▶ _Отрывок текста_:

В семье Штраусов перед тем, как начать благословение, пели еврейские субботние песни и Псалом 23 на мелодии, которые были мне особенно приятны. Хозяин дома знал о моём страстном библиофильстве. Однажды он сказал: «Недавно мне звонил наш великий антиквар Эмиль Хирш[148]. У него есть экземпляр “Разоблачённого иудаизма” Йоханна Эйзенменгера 1700 года выпуска[149], он прорекламировал его в Биржевом бюллетене немецкой книготорговли. И сразу же получил заказ на открытке, украшенной большой свастикой, от Немецкого народного союза обороны и наступления. Ему стало немного не по себе, как-никак он еврей и совсем не имел желания продавать такие книги антисемитам. Он спросил, не могу ли я рекомендовать ему надёжного еврейского покупателя. Заработать на этой книге он не рассчитывает. Может быть, вас она заинтересует?» Меня она, безусловно, интересовала, ведь эти два сочинённых Эйзенменгером устрашающе толстых тома in quarto представляли собой знаменитейший, учёнейший и вместе глупейший шедевр антисемитской литературы своего времени, приобрести который в обычных обстоятельствах я с моими средствами не имел бы никакой надежды. Поэтому я прямо от субботнего стола, не теряя времени, отправился к Хиршу на Каролиненплац и представился, откуда я родом и кто я такой. Он сказал: «Мне, знаете ли, важно только, чтобы книга попала в нужные руки. Я заплатил за неё 50 марок». В то время это было равно примерно одному доллару.

▶ _Приложенный список_:
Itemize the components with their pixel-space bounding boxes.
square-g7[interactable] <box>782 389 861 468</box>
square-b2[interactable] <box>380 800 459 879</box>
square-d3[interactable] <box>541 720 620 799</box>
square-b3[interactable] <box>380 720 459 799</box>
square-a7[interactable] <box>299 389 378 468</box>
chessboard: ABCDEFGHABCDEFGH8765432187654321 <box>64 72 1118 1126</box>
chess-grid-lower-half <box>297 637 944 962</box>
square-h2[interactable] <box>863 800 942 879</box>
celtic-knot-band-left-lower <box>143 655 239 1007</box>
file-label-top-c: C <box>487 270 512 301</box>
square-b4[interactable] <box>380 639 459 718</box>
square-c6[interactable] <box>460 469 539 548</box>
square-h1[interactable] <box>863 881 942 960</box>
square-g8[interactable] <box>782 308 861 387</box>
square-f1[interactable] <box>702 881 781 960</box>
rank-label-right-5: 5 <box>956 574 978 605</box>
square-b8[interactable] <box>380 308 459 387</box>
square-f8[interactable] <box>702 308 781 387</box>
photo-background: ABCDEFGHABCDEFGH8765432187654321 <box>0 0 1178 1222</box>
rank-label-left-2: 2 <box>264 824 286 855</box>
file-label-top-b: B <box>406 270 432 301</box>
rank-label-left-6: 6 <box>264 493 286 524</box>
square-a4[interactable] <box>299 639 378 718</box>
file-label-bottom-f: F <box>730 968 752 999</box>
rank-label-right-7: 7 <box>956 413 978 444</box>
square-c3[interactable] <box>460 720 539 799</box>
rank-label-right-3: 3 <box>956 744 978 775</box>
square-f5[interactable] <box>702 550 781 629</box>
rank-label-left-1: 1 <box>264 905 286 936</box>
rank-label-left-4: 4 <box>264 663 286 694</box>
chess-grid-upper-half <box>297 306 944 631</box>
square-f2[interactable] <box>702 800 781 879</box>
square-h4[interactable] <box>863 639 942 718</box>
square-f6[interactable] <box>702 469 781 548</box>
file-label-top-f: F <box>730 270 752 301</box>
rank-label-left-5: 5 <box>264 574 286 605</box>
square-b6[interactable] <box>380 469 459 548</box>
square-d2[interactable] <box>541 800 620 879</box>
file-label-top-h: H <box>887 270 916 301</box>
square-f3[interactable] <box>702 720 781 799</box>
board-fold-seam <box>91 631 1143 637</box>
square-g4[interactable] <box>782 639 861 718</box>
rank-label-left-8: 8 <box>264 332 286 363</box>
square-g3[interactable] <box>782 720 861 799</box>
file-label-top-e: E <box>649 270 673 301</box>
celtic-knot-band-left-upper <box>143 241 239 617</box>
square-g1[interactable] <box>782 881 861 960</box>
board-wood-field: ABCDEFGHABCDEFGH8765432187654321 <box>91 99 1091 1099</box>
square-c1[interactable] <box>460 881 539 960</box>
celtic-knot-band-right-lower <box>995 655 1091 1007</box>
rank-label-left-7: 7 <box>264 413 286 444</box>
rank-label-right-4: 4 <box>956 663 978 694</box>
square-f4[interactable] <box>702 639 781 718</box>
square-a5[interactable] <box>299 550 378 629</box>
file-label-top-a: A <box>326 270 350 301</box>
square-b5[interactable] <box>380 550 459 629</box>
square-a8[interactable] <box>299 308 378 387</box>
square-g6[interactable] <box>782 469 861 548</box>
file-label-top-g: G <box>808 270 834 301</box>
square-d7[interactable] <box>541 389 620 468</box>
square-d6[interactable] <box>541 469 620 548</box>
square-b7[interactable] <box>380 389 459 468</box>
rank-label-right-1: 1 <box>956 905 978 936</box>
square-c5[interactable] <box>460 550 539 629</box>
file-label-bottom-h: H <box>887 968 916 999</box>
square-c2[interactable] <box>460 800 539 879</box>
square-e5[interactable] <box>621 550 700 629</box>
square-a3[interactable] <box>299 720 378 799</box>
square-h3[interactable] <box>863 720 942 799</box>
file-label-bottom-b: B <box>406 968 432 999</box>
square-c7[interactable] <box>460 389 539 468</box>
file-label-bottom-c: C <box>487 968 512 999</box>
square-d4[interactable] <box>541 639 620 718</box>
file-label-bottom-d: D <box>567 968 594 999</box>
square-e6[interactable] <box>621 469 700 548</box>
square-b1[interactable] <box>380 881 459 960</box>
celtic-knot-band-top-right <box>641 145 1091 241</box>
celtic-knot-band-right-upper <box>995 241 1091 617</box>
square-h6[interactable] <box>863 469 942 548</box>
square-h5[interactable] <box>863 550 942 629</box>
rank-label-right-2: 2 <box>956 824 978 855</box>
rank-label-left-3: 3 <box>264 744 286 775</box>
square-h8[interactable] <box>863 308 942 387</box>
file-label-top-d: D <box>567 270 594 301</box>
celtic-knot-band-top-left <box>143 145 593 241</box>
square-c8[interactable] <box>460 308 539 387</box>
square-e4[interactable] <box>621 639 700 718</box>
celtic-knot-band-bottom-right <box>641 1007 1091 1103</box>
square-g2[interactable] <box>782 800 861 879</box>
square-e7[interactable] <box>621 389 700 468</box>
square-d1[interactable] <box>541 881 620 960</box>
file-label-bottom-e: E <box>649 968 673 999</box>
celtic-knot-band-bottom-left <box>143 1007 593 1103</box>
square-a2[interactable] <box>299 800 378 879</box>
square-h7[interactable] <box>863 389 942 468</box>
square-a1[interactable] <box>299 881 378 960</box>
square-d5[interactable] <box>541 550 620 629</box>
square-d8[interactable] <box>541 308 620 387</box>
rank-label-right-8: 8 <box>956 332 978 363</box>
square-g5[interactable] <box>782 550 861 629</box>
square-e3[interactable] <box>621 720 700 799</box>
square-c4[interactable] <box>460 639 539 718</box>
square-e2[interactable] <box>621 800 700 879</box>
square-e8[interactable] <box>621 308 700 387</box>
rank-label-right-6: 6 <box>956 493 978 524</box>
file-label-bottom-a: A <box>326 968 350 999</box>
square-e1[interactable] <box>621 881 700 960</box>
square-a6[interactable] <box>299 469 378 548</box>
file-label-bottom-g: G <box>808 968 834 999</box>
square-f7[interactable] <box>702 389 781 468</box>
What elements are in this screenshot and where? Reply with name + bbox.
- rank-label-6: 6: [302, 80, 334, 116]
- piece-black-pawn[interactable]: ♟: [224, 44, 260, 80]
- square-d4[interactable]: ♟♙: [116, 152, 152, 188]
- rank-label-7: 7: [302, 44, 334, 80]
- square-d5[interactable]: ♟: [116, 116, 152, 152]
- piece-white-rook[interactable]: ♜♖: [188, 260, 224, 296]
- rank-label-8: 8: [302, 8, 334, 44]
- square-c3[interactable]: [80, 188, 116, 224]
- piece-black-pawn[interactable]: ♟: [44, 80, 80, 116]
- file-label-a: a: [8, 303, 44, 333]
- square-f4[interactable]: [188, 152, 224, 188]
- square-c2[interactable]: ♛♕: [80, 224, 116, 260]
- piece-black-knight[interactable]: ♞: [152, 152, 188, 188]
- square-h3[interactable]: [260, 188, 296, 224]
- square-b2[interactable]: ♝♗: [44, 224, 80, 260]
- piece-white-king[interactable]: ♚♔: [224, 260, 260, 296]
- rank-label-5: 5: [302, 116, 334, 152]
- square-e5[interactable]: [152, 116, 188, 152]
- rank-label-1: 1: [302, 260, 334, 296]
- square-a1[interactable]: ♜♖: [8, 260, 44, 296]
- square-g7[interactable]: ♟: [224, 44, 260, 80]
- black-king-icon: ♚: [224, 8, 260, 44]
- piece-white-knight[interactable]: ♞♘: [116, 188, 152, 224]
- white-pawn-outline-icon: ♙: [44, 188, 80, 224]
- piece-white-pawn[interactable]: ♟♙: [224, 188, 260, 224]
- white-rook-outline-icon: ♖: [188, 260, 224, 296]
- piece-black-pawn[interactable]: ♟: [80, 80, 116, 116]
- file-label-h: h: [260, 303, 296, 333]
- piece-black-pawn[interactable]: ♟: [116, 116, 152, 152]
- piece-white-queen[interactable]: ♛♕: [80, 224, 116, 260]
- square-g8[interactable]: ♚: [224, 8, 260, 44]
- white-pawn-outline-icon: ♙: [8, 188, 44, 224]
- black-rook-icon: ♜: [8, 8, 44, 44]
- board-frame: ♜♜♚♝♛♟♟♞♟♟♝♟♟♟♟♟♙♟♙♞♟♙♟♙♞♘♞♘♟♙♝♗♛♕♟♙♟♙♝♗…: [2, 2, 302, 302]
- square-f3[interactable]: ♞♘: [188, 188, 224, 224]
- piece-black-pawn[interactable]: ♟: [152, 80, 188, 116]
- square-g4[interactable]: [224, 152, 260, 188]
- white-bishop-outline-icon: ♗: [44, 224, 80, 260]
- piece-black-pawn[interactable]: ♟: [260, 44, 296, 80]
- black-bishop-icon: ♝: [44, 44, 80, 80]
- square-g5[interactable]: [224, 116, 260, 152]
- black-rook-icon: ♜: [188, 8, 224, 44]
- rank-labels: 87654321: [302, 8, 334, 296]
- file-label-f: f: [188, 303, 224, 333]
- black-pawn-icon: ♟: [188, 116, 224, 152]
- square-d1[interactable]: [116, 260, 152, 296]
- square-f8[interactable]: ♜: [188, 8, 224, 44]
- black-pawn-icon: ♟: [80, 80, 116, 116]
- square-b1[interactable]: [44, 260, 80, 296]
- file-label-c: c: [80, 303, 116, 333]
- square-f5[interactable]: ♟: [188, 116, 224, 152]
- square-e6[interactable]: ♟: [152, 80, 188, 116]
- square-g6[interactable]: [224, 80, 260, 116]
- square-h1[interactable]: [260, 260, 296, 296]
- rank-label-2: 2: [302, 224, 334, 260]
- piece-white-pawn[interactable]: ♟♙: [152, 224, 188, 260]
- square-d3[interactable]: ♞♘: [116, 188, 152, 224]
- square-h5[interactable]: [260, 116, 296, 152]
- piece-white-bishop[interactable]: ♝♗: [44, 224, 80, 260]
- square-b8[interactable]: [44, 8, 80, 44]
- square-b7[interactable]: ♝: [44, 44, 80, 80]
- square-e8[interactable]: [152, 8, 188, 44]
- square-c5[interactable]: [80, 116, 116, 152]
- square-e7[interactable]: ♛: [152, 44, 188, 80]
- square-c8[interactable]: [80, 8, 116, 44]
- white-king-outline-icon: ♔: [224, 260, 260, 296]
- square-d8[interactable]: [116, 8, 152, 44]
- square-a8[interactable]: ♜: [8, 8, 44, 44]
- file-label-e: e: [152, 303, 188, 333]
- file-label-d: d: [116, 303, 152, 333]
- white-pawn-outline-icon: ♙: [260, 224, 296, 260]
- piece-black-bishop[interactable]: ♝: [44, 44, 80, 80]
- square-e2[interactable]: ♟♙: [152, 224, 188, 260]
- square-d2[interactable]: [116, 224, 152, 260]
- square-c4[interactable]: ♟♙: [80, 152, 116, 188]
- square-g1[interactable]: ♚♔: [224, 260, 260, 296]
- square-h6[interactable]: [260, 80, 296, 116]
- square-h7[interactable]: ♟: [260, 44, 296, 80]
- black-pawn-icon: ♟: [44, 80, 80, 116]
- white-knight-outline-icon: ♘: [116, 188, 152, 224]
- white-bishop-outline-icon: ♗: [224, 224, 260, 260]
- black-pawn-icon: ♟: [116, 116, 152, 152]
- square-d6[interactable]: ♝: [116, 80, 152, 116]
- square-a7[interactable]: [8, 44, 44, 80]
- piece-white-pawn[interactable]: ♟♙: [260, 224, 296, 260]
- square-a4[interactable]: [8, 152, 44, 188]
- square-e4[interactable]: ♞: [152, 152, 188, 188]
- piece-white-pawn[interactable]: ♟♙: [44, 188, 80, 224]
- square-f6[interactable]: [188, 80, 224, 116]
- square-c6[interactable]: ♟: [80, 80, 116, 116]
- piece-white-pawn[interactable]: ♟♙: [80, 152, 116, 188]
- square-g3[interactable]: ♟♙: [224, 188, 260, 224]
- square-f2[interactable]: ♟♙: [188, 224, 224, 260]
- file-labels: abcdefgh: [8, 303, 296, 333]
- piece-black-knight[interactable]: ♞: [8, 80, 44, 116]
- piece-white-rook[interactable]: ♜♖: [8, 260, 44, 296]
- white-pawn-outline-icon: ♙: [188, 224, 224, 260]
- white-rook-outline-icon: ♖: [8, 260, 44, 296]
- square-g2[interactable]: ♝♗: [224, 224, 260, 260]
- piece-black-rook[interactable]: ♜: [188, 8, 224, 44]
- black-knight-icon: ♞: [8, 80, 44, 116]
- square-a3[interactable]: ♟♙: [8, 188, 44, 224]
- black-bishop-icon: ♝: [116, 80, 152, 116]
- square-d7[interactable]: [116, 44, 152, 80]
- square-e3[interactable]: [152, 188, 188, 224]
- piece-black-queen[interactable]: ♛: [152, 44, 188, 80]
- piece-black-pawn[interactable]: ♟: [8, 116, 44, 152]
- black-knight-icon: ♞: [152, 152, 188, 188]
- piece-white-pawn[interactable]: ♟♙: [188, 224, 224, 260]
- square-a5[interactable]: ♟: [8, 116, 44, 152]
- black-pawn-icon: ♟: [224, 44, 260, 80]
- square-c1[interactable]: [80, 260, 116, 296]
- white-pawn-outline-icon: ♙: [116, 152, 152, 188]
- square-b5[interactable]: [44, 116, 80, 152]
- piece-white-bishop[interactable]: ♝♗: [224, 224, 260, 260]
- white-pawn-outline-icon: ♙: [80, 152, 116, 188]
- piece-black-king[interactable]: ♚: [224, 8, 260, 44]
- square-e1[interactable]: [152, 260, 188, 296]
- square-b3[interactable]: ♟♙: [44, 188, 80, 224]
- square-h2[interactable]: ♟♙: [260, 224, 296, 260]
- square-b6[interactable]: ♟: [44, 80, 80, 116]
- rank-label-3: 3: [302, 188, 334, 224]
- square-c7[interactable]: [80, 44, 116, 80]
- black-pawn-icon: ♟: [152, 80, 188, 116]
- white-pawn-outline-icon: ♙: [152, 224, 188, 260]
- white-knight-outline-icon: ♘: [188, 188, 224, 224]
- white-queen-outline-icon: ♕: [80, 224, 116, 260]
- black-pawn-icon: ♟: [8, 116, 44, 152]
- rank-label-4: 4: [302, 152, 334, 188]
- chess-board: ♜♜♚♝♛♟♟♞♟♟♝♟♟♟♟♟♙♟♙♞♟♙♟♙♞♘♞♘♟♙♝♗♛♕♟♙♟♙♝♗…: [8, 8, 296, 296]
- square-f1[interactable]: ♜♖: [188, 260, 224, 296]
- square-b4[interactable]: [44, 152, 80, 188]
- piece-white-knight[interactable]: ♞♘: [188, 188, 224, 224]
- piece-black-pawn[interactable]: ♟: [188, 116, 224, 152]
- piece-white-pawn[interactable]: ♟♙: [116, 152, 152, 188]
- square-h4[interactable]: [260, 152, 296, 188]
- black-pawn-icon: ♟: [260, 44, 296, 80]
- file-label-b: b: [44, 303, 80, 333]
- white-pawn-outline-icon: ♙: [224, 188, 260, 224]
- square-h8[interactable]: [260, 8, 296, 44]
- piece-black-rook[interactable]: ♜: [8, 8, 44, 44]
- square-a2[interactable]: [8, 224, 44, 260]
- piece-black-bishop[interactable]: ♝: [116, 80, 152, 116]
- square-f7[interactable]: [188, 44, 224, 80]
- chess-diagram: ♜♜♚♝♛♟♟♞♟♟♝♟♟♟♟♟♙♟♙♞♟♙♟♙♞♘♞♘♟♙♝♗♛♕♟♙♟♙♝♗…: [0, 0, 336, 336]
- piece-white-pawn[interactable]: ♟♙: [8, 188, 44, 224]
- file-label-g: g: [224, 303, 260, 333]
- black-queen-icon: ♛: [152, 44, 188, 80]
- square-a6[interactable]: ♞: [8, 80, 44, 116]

▶ _Задание_:
Сколько марок, по словам Хирша, он заплатил за книгу Эйзенменгера в отрывке о её покупке? Этот список взят из другого источника.

▶ _Правильный ответ_:
50 марок.